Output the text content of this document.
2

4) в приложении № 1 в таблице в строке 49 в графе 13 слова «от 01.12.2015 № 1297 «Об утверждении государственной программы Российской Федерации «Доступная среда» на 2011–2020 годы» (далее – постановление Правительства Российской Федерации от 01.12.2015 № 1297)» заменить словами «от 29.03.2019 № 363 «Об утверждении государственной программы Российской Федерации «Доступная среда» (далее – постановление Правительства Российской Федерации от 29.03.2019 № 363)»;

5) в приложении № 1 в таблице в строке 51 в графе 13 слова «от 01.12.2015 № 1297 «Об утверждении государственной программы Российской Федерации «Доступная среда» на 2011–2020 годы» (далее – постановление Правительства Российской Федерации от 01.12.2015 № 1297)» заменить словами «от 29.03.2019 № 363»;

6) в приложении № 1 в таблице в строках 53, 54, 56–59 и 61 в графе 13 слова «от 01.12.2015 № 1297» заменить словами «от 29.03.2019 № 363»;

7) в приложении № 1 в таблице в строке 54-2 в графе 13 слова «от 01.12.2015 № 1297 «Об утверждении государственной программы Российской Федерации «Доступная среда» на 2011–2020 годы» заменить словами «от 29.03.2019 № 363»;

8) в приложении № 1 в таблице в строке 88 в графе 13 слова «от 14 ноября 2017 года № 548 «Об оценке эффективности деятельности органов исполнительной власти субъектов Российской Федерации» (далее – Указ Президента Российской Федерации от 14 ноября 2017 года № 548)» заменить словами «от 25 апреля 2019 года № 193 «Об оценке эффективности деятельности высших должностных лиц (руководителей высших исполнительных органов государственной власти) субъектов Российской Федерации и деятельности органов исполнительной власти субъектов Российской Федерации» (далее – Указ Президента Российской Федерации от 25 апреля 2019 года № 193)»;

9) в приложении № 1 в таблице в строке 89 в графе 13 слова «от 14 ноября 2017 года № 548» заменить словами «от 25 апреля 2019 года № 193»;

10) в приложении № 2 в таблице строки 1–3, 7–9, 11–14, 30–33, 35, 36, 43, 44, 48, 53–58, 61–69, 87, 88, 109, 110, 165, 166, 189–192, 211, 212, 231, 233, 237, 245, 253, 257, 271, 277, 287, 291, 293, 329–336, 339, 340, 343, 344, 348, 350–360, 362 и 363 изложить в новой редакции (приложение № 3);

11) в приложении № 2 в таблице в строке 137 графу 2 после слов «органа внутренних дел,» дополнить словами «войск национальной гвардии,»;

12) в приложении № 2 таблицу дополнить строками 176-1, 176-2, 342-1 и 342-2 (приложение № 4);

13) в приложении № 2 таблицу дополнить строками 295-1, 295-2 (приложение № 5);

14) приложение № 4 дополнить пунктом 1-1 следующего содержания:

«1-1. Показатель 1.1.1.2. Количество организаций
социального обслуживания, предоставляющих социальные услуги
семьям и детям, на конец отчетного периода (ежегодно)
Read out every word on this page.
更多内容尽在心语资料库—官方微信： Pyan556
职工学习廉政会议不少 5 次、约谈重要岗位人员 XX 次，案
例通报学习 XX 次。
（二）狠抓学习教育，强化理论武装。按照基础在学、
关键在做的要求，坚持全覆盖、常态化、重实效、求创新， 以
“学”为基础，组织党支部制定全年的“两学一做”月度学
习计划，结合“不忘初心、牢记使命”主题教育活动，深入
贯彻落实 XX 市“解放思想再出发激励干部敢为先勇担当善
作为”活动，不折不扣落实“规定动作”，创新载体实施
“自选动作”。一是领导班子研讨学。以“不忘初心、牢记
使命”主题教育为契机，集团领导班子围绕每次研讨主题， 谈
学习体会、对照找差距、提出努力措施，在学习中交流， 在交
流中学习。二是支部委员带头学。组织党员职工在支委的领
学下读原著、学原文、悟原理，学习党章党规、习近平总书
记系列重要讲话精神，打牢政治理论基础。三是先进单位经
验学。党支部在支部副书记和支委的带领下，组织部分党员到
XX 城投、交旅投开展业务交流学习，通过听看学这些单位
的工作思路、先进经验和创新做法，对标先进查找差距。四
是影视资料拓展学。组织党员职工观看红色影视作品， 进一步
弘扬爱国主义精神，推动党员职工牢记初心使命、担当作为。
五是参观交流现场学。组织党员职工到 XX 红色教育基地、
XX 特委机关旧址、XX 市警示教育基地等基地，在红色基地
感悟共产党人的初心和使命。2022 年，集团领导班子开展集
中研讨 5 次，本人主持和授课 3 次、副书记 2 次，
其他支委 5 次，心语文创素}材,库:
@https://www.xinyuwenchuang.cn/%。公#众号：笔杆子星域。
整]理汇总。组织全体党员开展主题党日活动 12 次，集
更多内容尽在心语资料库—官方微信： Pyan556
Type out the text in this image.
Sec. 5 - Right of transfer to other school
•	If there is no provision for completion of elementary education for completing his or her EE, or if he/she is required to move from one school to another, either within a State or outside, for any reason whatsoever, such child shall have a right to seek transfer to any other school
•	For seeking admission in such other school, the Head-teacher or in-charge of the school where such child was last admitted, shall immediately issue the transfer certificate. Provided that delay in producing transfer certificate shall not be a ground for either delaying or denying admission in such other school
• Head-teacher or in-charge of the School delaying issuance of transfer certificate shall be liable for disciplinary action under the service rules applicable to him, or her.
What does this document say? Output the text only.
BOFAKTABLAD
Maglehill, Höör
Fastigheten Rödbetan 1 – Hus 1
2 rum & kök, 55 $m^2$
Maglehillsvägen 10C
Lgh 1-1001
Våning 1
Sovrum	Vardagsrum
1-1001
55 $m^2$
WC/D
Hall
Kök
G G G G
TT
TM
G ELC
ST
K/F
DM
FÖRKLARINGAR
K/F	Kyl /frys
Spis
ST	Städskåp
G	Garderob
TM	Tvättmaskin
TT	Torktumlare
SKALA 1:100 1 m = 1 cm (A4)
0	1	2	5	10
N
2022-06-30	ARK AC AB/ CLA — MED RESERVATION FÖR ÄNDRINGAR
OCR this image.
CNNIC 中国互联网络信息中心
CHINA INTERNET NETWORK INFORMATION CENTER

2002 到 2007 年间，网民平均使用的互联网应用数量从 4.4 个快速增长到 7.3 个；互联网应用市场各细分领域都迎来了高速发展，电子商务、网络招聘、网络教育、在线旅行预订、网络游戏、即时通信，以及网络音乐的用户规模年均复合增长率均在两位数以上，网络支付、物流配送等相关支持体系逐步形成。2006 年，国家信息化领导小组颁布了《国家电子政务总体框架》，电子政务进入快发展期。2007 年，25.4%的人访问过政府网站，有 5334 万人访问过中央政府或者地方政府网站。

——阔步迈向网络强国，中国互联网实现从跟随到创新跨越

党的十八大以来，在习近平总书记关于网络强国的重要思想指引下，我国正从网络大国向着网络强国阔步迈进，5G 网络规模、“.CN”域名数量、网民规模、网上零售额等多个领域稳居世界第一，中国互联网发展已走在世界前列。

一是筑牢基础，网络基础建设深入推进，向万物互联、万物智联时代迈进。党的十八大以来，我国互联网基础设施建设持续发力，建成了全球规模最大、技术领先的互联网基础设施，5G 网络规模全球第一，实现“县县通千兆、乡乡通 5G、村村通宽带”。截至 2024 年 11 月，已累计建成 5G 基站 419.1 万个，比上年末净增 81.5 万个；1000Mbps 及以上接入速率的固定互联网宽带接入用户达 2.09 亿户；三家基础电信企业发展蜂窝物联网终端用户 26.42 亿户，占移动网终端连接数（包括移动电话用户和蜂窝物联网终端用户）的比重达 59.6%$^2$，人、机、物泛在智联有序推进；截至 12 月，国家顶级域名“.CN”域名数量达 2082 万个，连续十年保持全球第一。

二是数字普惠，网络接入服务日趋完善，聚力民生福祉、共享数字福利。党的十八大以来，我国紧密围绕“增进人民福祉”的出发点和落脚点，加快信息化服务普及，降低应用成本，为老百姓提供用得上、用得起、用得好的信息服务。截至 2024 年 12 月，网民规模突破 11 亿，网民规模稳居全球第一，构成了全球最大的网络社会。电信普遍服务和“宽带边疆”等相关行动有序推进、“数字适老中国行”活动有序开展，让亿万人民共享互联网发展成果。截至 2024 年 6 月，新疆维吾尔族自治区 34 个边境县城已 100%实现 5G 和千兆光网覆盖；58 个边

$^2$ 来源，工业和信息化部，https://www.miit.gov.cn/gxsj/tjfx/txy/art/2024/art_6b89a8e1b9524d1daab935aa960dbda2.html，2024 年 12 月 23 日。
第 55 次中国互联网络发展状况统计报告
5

☆ ☆ ☆ ☆ ☆ ☆ ☆

**TO BE DONE**. Write out every line of the data that holds the word "строками".

**EXERCISE SOLUTION**.
12) в приложении № 2 таблицу дополнить строками 176-1, 176-2, 342-1 и 342-2 (приложение № 4);
13) в приложении № 2 таблицу дополнить строками 295-1, 295-2 (приложение № 5);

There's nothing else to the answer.